▶

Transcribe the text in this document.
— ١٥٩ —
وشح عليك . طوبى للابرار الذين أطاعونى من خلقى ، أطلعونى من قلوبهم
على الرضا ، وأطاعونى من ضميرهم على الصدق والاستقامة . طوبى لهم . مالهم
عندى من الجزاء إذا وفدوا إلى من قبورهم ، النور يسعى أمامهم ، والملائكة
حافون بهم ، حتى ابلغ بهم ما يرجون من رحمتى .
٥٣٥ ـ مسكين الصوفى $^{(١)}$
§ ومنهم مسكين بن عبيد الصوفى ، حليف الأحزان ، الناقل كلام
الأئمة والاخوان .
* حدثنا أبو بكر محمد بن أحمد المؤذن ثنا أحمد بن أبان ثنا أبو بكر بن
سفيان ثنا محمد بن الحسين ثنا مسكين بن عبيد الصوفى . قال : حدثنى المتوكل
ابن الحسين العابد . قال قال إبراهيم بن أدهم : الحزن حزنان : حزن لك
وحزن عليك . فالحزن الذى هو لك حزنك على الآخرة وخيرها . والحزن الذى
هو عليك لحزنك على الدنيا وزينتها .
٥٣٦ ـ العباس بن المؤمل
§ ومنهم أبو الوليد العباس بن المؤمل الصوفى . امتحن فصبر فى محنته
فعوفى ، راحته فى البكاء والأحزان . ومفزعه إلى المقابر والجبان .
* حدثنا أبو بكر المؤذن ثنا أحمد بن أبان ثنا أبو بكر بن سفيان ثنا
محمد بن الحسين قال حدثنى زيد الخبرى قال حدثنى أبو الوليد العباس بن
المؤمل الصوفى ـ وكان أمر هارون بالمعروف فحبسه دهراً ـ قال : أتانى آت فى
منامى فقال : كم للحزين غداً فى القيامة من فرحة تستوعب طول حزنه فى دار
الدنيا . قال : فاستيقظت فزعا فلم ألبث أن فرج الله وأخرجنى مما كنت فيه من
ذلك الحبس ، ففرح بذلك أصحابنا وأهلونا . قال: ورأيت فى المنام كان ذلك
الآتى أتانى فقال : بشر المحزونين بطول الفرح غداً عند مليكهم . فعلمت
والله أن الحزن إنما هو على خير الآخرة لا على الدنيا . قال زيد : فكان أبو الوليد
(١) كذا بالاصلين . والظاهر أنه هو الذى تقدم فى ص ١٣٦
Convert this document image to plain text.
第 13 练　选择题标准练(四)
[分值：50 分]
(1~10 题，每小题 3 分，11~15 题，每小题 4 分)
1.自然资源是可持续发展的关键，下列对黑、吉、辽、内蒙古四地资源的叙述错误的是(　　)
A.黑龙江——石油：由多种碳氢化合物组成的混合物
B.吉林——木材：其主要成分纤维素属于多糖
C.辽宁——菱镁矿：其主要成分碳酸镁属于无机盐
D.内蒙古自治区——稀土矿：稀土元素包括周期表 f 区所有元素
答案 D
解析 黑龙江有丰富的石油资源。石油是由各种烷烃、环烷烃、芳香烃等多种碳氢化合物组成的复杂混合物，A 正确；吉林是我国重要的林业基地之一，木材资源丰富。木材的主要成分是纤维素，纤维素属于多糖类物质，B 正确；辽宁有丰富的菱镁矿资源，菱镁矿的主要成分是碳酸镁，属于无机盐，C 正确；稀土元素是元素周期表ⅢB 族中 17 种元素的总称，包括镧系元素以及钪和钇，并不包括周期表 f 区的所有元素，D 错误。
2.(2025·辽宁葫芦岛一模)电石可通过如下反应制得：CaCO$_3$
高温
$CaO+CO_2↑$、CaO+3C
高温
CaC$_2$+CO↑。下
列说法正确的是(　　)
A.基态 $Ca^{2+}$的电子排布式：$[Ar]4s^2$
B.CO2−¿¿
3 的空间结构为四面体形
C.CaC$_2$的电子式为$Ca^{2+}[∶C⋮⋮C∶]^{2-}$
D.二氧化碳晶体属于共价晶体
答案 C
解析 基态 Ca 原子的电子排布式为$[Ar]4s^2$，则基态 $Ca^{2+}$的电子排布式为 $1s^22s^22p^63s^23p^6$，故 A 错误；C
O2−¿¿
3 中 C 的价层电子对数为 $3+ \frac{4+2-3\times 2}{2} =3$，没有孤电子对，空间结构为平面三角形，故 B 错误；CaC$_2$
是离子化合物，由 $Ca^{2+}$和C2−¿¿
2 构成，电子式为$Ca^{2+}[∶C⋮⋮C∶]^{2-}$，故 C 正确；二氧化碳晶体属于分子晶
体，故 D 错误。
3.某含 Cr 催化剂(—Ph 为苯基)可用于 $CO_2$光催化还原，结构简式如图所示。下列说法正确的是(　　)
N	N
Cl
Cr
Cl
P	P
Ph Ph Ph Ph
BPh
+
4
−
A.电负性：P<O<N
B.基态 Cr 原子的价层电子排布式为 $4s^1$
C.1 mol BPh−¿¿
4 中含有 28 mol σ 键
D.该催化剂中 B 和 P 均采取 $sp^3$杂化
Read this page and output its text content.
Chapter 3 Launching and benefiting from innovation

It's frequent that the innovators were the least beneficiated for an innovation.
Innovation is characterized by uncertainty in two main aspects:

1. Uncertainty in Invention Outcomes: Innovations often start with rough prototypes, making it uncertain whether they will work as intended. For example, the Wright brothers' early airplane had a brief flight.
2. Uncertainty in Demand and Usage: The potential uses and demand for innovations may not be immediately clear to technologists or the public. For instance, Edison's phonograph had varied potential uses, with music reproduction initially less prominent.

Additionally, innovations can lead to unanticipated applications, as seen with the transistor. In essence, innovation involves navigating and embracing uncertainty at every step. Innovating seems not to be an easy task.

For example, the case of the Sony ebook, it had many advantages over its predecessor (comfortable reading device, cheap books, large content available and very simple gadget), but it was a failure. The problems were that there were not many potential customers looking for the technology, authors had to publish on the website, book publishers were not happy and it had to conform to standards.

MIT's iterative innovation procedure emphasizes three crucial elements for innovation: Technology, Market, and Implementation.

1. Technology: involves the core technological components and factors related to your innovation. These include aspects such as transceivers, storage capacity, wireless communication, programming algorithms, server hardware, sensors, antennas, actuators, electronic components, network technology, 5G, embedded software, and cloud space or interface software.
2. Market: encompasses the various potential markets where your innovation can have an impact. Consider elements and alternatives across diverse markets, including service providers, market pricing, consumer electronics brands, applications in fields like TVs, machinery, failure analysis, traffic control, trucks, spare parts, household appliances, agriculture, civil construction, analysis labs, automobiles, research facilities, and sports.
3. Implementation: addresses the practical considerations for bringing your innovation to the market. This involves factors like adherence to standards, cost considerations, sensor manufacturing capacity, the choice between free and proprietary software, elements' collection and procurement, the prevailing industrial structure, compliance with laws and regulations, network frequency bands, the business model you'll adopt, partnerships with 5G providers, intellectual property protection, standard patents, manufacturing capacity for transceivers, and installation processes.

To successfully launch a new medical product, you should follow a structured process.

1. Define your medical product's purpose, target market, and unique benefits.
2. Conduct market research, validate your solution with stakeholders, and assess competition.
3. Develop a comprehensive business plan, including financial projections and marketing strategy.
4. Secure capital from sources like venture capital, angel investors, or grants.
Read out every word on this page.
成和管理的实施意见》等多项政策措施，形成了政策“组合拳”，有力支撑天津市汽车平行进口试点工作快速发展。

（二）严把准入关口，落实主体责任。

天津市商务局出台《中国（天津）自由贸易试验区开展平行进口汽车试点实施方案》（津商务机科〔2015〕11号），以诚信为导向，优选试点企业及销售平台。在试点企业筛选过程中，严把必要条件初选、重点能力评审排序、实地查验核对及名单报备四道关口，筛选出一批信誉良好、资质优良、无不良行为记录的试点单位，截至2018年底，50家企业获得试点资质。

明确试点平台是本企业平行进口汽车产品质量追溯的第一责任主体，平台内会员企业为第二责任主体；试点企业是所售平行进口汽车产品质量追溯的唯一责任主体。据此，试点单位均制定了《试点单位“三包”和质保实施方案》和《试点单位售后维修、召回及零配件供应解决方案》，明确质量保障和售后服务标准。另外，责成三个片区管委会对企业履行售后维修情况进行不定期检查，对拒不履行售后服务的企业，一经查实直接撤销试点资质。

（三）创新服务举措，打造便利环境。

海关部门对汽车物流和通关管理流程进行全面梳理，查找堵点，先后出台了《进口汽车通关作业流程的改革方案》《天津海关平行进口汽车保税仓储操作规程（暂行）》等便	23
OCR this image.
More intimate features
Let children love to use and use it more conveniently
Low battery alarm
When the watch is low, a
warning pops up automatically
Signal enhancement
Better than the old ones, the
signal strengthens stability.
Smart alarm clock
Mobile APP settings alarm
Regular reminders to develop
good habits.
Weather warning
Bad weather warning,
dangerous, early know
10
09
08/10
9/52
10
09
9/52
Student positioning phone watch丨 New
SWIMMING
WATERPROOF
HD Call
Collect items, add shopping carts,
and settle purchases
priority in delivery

◀

PROBLEM REQUIREMENTS:
Tell how many lines in the records above contain "الدنيا", giving the number and no other words.

RESPONSE TO THIS TASK:
3